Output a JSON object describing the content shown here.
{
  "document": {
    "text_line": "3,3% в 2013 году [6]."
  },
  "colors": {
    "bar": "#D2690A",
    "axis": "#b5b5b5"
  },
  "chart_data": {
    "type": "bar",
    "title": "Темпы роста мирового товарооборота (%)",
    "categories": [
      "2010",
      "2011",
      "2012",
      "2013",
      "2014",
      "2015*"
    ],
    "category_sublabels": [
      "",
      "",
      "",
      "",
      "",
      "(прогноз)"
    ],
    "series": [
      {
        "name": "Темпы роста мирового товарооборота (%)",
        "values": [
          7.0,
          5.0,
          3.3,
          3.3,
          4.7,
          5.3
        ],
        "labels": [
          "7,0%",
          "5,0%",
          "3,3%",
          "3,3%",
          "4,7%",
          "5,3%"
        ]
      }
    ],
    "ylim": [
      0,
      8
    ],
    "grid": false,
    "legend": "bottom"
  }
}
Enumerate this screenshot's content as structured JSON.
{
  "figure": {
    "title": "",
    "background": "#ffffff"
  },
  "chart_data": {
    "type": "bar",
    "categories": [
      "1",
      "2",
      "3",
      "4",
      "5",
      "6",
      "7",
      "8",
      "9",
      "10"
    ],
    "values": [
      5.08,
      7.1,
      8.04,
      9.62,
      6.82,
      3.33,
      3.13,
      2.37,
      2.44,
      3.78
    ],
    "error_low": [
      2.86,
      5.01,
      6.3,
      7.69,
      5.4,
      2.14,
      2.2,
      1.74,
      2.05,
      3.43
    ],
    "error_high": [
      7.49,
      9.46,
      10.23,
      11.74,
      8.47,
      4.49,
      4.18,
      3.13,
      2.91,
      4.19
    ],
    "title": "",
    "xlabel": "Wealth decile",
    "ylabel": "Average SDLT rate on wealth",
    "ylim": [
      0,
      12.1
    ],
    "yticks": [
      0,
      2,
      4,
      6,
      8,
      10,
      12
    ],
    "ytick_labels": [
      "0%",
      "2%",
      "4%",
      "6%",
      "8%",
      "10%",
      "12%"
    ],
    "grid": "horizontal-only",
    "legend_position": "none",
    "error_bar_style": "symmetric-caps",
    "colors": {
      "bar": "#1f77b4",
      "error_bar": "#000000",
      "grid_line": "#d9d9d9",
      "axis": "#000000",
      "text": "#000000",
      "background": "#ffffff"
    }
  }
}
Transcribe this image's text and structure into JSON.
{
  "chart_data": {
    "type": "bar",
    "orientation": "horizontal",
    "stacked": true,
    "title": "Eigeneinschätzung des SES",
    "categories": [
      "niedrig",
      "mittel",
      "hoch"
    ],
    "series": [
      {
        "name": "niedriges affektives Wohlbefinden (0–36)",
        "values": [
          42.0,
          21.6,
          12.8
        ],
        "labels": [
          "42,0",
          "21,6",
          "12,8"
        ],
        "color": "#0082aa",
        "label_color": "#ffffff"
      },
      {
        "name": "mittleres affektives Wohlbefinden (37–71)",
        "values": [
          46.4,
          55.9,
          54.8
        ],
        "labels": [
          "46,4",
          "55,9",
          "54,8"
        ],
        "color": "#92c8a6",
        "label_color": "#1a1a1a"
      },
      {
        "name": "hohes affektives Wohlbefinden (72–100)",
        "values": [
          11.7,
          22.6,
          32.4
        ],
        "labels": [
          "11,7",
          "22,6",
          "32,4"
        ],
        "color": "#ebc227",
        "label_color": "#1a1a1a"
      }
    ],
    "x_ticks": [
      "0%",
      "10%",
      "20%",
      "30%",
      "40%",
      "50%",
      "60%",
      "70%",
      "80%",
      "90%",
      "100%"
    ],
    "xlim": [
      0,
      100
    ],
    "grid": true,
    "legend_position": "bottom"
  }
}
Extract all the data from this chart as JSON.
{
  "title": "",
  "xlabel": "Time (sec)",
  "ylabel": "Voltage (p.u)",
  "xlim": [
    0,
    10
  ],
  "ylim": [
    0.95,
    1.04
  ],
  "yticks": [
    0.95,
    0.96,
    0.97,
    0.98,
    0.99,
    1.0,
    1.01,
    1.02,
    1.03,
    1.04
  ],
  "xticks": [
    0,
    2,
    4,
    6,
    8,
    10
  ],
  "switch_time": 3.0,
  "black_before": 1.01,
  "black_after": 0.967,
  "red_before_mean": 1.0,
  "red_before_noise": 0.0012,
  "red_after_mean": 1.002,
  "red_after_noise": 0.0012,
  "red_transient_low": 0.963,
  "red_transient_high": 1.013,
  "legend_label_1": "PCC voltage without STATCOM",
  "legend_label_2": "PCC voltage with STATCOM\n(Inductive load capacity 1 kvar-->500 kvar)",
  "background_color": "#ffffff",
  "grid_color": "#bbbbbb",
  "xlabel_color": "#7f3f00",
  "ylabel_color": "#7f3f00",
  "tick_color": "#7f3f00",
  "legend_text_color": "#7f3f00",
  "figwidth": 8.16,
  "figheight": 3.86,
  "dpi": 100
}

--

▶ _TASK TO COMPLETE_: Write the data from above out again, exactly.

▶ _EXPECTED ANSWER_:
Output a JSON object describing the content shown here.
{
  "document": {
    "text_line": "3,3% в 2013 году [6]."
  },
  "colors": {
    "bar": "#D2690A",
    "axis": "#b5b5b5"
  },
  "chart_data": {
    "type": "bar",
    "title": "Темпы роста мирового товарооборота (%)",
    "categories": [
      "2010",
      "2011",
      "2012",
      "2013",
      "2014",
      "2015*"
    ],
    "category_sublabels": [
      "",
      "",
      "",
      "",
      "",
      "(прогноз)"
    ],
    "series": [
      {
        "name": "Темпы роста мирового товарооборота (%)",
        "values": [
          7.0,
          5.0,
          3.3,
          3.3,
          4.7,
          5.3
        ],
        "labels": [
          "7,0%",
          "5,0%",
          "3,3%",
          "3,3%",
          "4,7%",
          "5,3%"
        ]
      }
    ],
    "ylim": [
      0,
      8
    ],
    "grid": false,
    "legend": "bottom"
  }
}
Enumerate this screenshot's content as structured JSON.
{
  "figure": {
    "title": "",
    "background": "#ffffff"
  },
  "chart_data": {
    "type": "bar",
    "categories": [
      "1",
      "2",
      "3",
      "4",
      "5",
      "6",
      "7",
      "8",
      "9",
      "10"
    ],
    "values": [
      5.08,
      7.1,
      8.04,
      9.62,
      6.82,
      3.33,
      3.13,
      2.37,
      2.44,
      3.78
    ],
    "error_low": [
      2.86,
      5.01,
      6.3,
      7.69,
      5.4,
      2.14,
      2.2,
      1.74,
      2.05,
      3.43
    ],
    "error_high": [
      7.49,
      9.46,
      10.23,
      11.74,
      8.47,
      4.49,
      4.18,
      3.13,
      2.91,
      4.19
    ],
    "title": "",
    "xlabel": "Wealth decile",
    "ylabel": "Average SDLT rate on wealth",
    "ylim": [
      0,
      12.1
    ],
    "yticks": [
      0,
      2,
      4,
      6,
      8,
      10,
      12
    ],
    "ytick_labels": [
      "0%",
      "2%",
      "4%",
      "6%",
      "8%",
      "10%",
      "12%"
    ],
    "grid": "horizontal-only",
    "legend_position": "none",
    "error_bar_style": "symmetric-caps",
    "colors": {
      "bar": "#1f77b4",
      "error_bar": "#000000",
      "grid_line": "#d9d9d9",
      "axis": "#000000",
      "text": "#000000",
      "background": "#ffffff"
    }
  }
}
Transcribe this image's text and structure into JSON.
{
  "chart_data": {
    "type": "bar",
    "orientation": "horizontal",
    "stacked": true,
    "title": "Eigeneinschätzung des SES",
    "categories": [
      "niedrig",
      "mittel",
      "hoch"
    ],
    "series": [
      {
        "name": "niedriges affektives Wohlbefinden (0–36)",
        "values": [
          42.0,
          21.6,
          12.8
        ],
        "labels": [
          "42,0",
          "21,6",
          "12,8"
        ],
        "color": "#0082aa",
        "label_color": "#ffffff"
      },
      {
        "name": "mittleres affektives Wohlbefinden (37–71)",
        "values": [
          46.4,
          55.9,
          54.8
        ],
        "labels": [
          "46,4",
          "55,9",
          "54,8"
        ],
        "color": "#92c8a6",
        "label_color": "#1a1a1a"
      },
      {
        "name": "hohes affektives Wohlbefinden (72–100)",
        "values": [
          11.7,
          22.6,
          32.4
        ],
        "labels": [
          "11,7",
          "22,6",
          "32,4"
        ],
        "color": "#ebc227",
        "label_color": "#1a1a1a"
      }
    ],
    "x_ticks": [
      "0%",
      "10%",
      "20%",
      "30%",
      "40%",
      "50%",
      "60%",
      "70%",
      "80%",
      "90%",
      "100%"
    ],
    "xlim": [
      0,
      100
    ],
    "grid": true,
    "legend_position": "bottom"
  }
}
Extract all the data from this chart as JSON.
{
  "title": "",
  "xlabel": "Time (sec)",
  "ylabel": "Voltage (p.u)",
  "xlim": [
    0,
    10
  ],
  "ylim": [
    0.95,
    1.04
  ],
  "yticks": [
    0.95,
    0.96,
    0.97,
    0.98,
    0.99,
    1.0,
    1.01,
    1.02,
    1.03,
    1.04
  ],
  "xticks": [
    0,
    2,
    4,
    6,
    8,
    10
  ],
  "switch_time": 3.0,
  "black_before": 1.01,
  "black_after": 0.967,
  "red_before_mean": 1.0,
  "red_before_noise": 0.0012,
  "red_after_mean": 1.002,
  "red_after_noise": 0.0012,
  "red_transient_low": 0.963,
  "red_transient_high": 1.013,
  "legend_label_1": "PCC voltage without STATCOM",
  "legend_label_2": "PCC voltage with STATCOM\n(Inductive load capacity 1 kvar-->500 kvar)",
  "background_color": "#ffffff",
  "grid_color": "#bbbbbb",
  "xlabel_color": "#7f3f00",
  "ylabel_color": "#7f3f00",
  "tick_color": "#7f3f00",
  "legend_text_color": "#7f3f00",
  "figwidth": 8.16,
  "figheight": 3.86,
  "dpi": 100
}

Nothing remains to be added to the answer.